Saved entries:

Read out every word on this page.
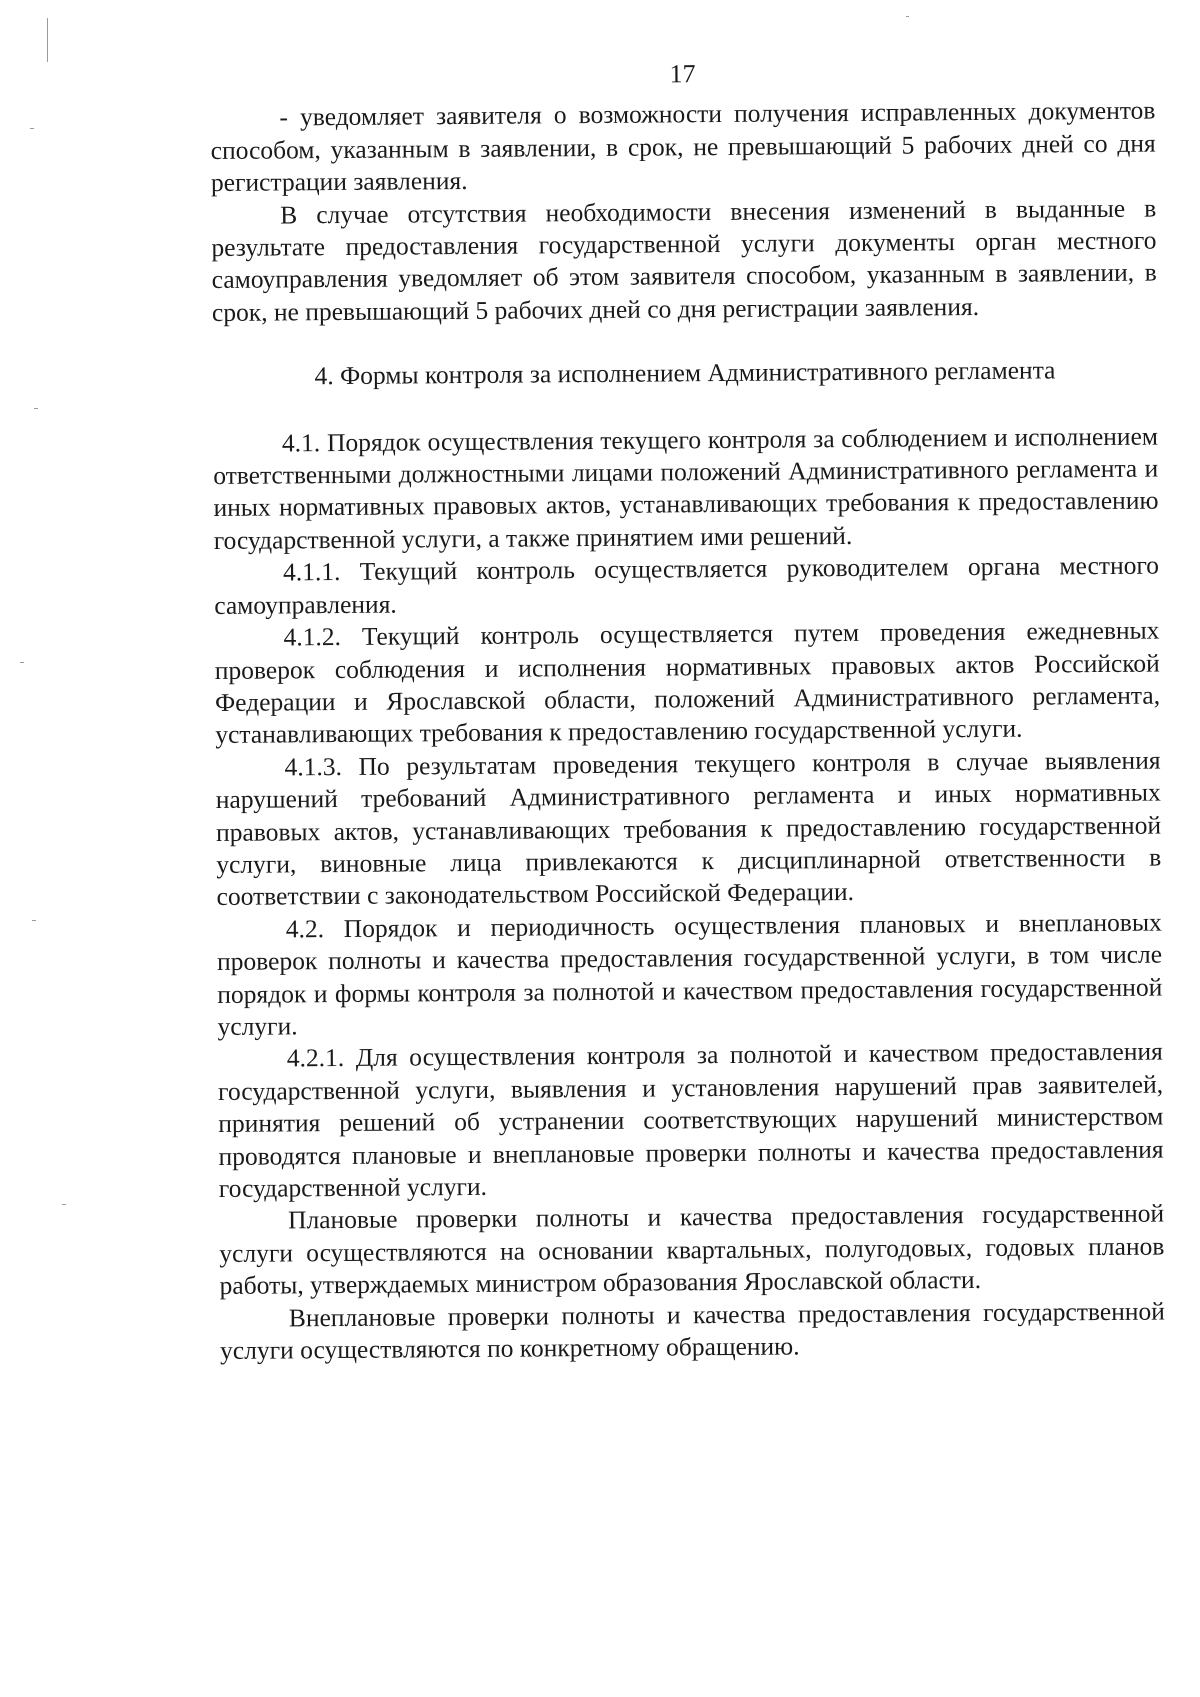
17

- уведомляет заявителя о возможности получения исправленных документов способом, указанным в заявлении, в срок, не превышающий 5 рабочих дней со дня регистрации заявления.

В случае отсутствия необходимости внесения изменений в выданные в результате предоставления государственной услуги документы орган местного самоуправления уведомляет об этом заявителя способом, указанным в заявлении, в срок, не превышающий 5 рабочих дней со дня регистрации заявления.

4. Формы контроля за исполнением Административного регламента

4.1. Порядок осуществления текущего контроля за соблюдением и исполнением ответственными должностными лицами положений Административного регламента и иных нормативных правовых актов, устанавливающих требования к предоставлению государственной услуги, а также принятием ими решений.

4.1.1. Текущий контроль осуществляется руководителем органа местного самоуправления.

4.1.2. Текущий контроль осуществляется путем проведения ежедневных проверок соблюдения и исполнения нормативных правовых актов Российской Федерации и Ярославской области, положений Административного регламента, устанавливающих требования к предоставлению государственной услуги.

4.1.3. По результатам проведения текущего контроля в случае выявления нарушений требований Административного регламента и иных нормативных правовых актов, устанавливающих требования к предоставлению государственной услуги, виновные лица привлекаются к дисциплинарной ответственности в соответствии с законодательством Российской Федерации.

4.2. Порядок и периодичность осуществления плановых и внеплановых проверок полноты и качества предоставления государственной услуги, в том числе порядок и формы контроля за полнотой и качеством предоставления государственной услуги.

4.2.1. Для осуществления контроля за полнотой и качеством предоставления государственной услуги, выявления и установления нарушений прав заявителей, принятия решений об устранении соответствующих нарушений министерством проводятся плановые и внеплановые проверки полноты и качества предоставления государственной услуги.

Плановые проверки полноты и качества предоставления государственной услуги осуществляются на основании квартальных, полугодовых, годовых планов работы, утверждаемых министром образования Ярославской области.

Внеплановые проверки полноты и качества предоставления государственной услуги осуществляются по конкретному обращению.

### Directions
Take the records above and transcribe them exactly, dropping every picture.

### Solution for this exercise
Read out every word on this page.
17

- уведомляет заявителя о возможности получения исправленных документов способом, указанным в заявлении, в срок, не превышающий 5 рабочих дней со дня регистрации заявления.

В случае отсутствия необходимости внесения изменений в выданные в результате предоставления государственной услуги документы орган местного самоуправления уведомляет об этом заявителя способом, указанным в заявлении, в срок, не превышающий 5 рабочих дней со дня регистрации заявления.

4. Формы контроля за исполнением Административного регламента

4.1. Порядок осуществления текущего контроля за соблюдением и исполнением ответственными должностными лицами положений Административного регламента и иных нормативных правовых актов, устанавливающих требования к предоставлению государственной услуги, а также принятием ими решений.

4.1.1. Текущий контроль осуществляется руководителем органа местного самоуправления.

4.1.2. Текущий контроль осуществляется путем проведения ежедневных проверок соблюдения и исполнения нормативных правовых актов Российской Федерации и Ярославской области, положений Административного регламента, устанавливающих требования к предоставлению государственной услуги.

4.1.3. По результатам проведения текущего контроля в случае выявления нарушений требований Административного регламента и иных нормативных правовых актов, устанавливающих требования к предоставлению государственной услуги, виновные лица привлекаются к дисциплинарной ответственности в соответствии с законодательством Российской Федерации.

4.2. Порядок и периодичность осуществления плановых и внеплановых проверок полноты и качества предоставления государственной услуги, в том числе порядок и формы контроля за полнотой и качеством предоставления государственной услуги.

4.2.1. Для осуществления контроля за полнотой и качеством предоставления государственной услуги, выявления и установления нарушений прав заявителей, принятия решений об устранении соответствующих нарушений министерством проводятся плановые и внеплановые проверки полноты и качества предоставления государственной услуги.

Плановые проверки полноты и качества предоставления государственной услуги осуществляются на основании квартальных, полугодовых, годовых планов работы, утверждаемых министром образования Ярославской области.

Внеплановые проверки полноты и качества предоставления государственной услуги осуществляются по конкретному обращению.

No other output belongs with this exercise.